## Start Data extract

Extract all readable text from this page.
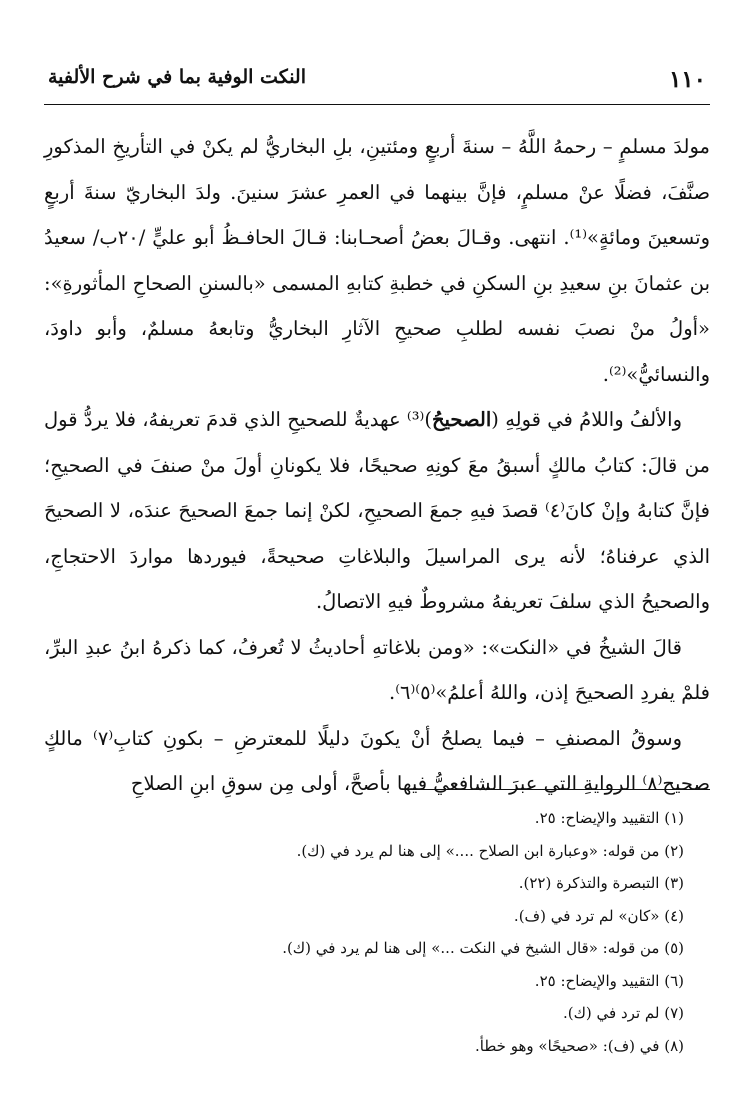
١١٠
النكت الوفية بما في شرح الألفية

مولدَ مسلمٍ – رحمهُ اللَّهُ – سنةَ أربعٍ ومئتينِ، بلِ البخاريُّ لم يكنْ في التأريخِ المذكورِ صنَّفَ، فضلًا عنْ مسلمٍ، فإنَّ بينهما في العمرِ عشرَ سنينَ. ولدَ البخاريّ سنةَ أربعٍ وتسعينَ ومائةٍ»⁽¹⁾. انتهى. وقـالَ بعضُ أصحـابنا: قـالَ الحافـظُ أبو عليٍّ /٢٠ب/ سعيدُ بن عثمانَ بنِ سعيدِ بنِ السكنِ في خطبةِ كتابهِ المسمى «بالسننِ الصحاحِ المأثورةِ»: «أولُ منْ نصبَ نفسه لطلبِ صحيحِ الآثارِ البخاريُّ وتابعهُ مسلمٌ، وأبو داودَ، والنسائيُّ»⁽²⁾.

والألفُ واللامُ في قولِهِ (الصحيحُ)⁽³⁾ عهديةٌ للصحيحِ الذي قدمَ تعريفهُ، فلا يردُّ قول من قالَ: كتابُ مالكٍ أسبقُ معَ كونِهِ صحيحًا، فلا يكونانِ أولَ منْ صنفَ في الصحيحِ؛ فإنَّ كتابهُ وإنْ كانَ⁽٤⁾ قصدَ فيهِ جمعَ الصحيحِ، لكنْ إنما جمعَ الصحيحَ عندَه، لا الصحيحَ الذي عرفناهُ؛ لأنه يرى المراسيلَ والبلاغاتِ صحيحةً، فيوردها مواردَ الاحتجاجِ، والصحيحُ الذي سلفَ تعريفهُ مشروطٌ فيهِ الاتصالُ.

قالَ الشيخُ في «النكت»: «ومن بلاغاتهِ أحاديثُ لا تُعرفُ، كما ذكرهُ ابنُ عبدِ البرِّ، فلمْ يفردِ الصحيحَ إذن، واللهُ أعلمُ»⁽٥⁾⁽٦⁾.

وسوقُ المصنفِ – فيما يصلحُ أنْ يكونَ دليلًا للمعترضِ – بكونِ كتابِ⁽٧⁾ مالكٍ صحيح⁽٨⁾ الروايةِ التي عبرَ الشافعيُّ فيها بأصحَّ، أولى مِن سوقِ ابنِ الصلاحِ

(١) التقييد والإيضاح: ٢٥.
(٢) من قوله: «وعبارة ابن الصلاح ....» إلى هنا لم يرد في (ك).
(٣) التبصرة والتذكرة (٢٢).
(٤) «كان» لم ترد في (ف).
(٥) من قوله: «قال الشيخ في النكت ...» إلى هنا لم يرد في (ك).
(٦) التقييد والإيضاح: ٢٥.
(٧) لم ترد في (ك).
(٨) في (ف): «صحيحًا» وهو خطأ.
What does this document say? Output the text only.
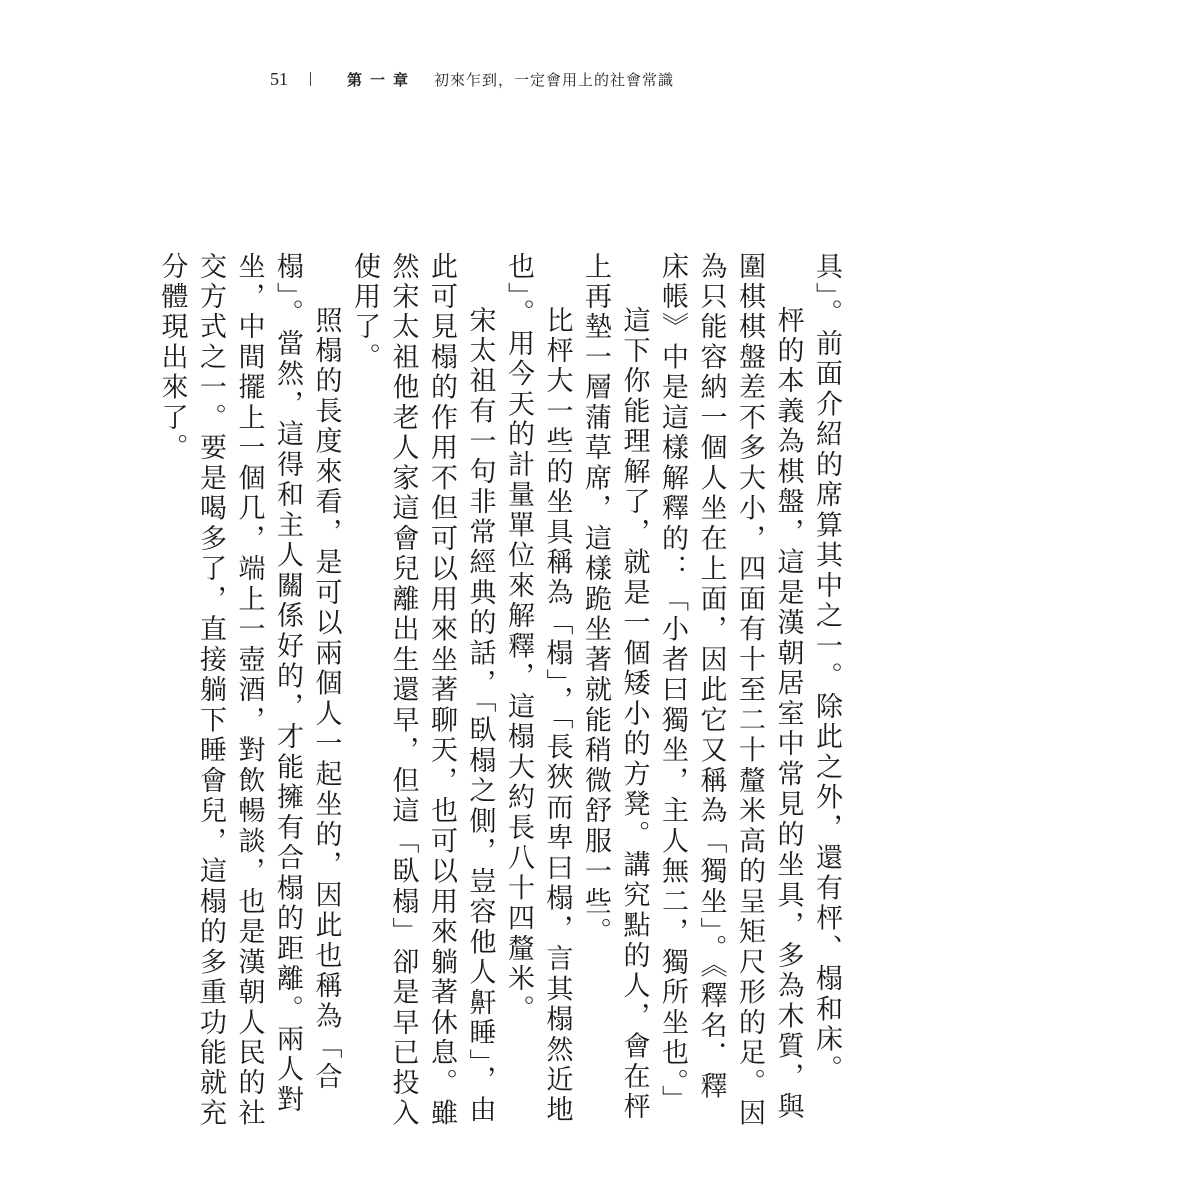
51	第一章 初來乍到，一定會用上的社會常識

具」。前面介紹的席算其中之一。除此之外，還有枰、榻和床。

枰的本義為棋盤，這是漢朝居室中常見的坐具，多為木質，與圍棋棋盤差不多大小，四面有十至二十釐米高的呈矩尺形的足。因為只能容納一個人坐在上面，因此它又稱為「獨坐」。《釋名．釋床帳》中是這樣解釋的：「小者曰獨坐，主人無二，獨所坐也。」

這下你能理解了，就是一個矮小的方凳。講究點的人，會在枰上再墊一層蒲草席，這樣跪坐著就能稍微舒服一些。

比枰大一些的坐具稱為「榻」，「長狹而卑曰榻，言其榻然近地也」。用今天的計量單位來解釋，這榻大約長八十四釐米。

宋太祖有一句非常經典的話，「臥榻之側，豈容他人鼾睡」，由此可見榻的作用不但可以用來坐著聊天，也可以用來躺著休息。雖然宋太祖他老人家這會兒離出生還早，但這「臥榻」卻是早已投入使用了。

照榻的長度來看，是可以兩個人一起坐的，因此也稱為「合榻」。當然，這得和主人關係好的，才能擁有合榻的距離。兩人對坐，中間擺上一個几，端上一壺酒，對飲暢談，也是漢朝人民的社交方式之一。要是喝多了，直接躺下睡會兒，這榻的多重功能就充分體現出來了。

## End Data extract

- [Exercise instructions]: Make an exact copy of the listing above. Do not include the pictures.

- [Task output]:
Extract all readable text from this page.
١١٠
النكت الوفية بما في شرح الألفية

مولدَ مسلمٍ – رحمهُ اللَّهُ – سنةَ أربعٍ ومئتينِ، بلِ البخاريُّ لم يكنْ في التأريخِ المذكورِ صنَّفَ، فضلًا عنْ مسلمٍ، فإنَّ بينهما في العمرِ عشرَ سنينَ. ولدَ البخاريّ سنةَ أربعٍ وتسعينَ ومائةٍ»⁽¹⁾. انتهى. وقـالَ بعضُ أصحـابنا: قـالَ الحافـظُ أبو عليٍّ /٢٠ب/ سعيدُ بن عثمانَ بنِ سعيدِ بنِ السكنِ في خطبةِ كتابهِ المسمى «بالسننِ الصحاحِ المأثورةِ»: «أولُ منْ نصبَ نفسه لطلبِ صحيحِ الآثارِ البخاريُّ وتابعهُ مسلمٌ، وأبو داودَ، والنسائيُّ»⁽²⁾.

والألفُ واللامُ في قولِهِ (الصحيحُ)⁽³⁾ عهديةٌ للصحيحِ الذي قدمَ تعريفهُ، فلا يردُّ قول من قالَ: كتابُ مالكٍ أسبقُ معَ كونِهِ صحيحًا، فلا يكونانِ أولَ منْ صنفَ في الصحيحِ؛ فإنَّ كتابهُ وإنْ كانَ⁽٤⁾ قصدَ فيهِ جمعَ الصحيحِ، لكنْ إنما جمعَ الصحيحَ عندَه، لا الصحيحَ الذي عرفناهُ؛ لأنه يرى المراسيلَ والبلاغاتِ صحيحةً، فيوردها مواردَ الاحتجاجِ، والصحيحُ الذي سلفَ تعريفهُ مشروطٌ فيهِ الاتصالُ.

قالَ الشيخُ في «النكت»: «ومن بلاغاتهِ أحاديثُ لا تُعرفُ، كما ذكرهُ ابنُ عبدِ البرِّ، فلمْ يفردِ الصحيحَ إذن، واللهُ أعلمُ»⁽٥⁾⁽٦⁾.

وسوقُ المصنفِ – فيما يصلحُ أنْ يكونَ دليلًا للمعترضِ – بكونِ كتابِ⁽٧⁾ مالكٍ صحيح⁽٨⁾ الروايةِ التي عبرَ الشافعيُّ فيها بأصحَّ، أولى مِن سوقِ ابنِ الصلاحِ

(١) التقييد والإيضاح: ٢٥.
(٢) من قوله: «وعبارة ابن الصلاح ....» إلى هنا لم يرد في (ك).
(٣) التبصرة والتذكرة (٢٢).
(٤) «كان» لم ترد في (ف).
(٥) من قوله: «قال الشيخ في النكت ...» إلى هنا لم يرد في (ك).
(٦) التقييد والإيضاح: ٢٥.
(٧) لم ترد في (ك).
(٨) في (ف): «صحيحًا» وهو خطأ.
What does this document say? Output the text only.
51	第一章 初來乍到，一定會用上的社會常識

具」。前面介紹的席算其中之一。除此之外，還有枰、榻和床。

枰的本義為棋盤，這是漢朝居室中常見的坐具，多為木質，與圍棋棋盤差不多大小，四面有十至二十釐米高的呈矩尺形的足。因為只能容納一個人坐在上面，因此它又稱為「獨坐」。《釋名．釋床帳》中是這樣解釋的：「小者曰獨坐，主人無二，獨所坐也。」

這下你能理解了，就是一個矮小的方凳。講究點的人，會在枰上再墊一層蒲草席，這樣跪坐著就能稍微舒服一些。

比枰大一些的坐具稱為「榻」，「長狹而卑曰榻，言其榻然近地也」。用今天的計量單位來解釋，這榻大約長八十四釐米。

宋太祖有一句非常經典的話，「臥榻之側，豈容他人鼾睡」，由此可見榻的作用不但可以用來坐著聊天，也可以用來躺著休息。雖然宋太祖他老人家這會兒離出生還早，但這「臥榻」卻是早已投入使用了。

照榻的長度來看，是可以兩個人一起坐的，因此也稱為「合榻」。當然，這得和主人關係好的，才能擁有合榻的距離。兩人對坐，中間擺上一個几，端上一壺酒，對飲暢談，也是漢朝人民的社交方式之一。要是喝多了，直接躺下睡會兒，這榻的多重功能就充分體現出來了。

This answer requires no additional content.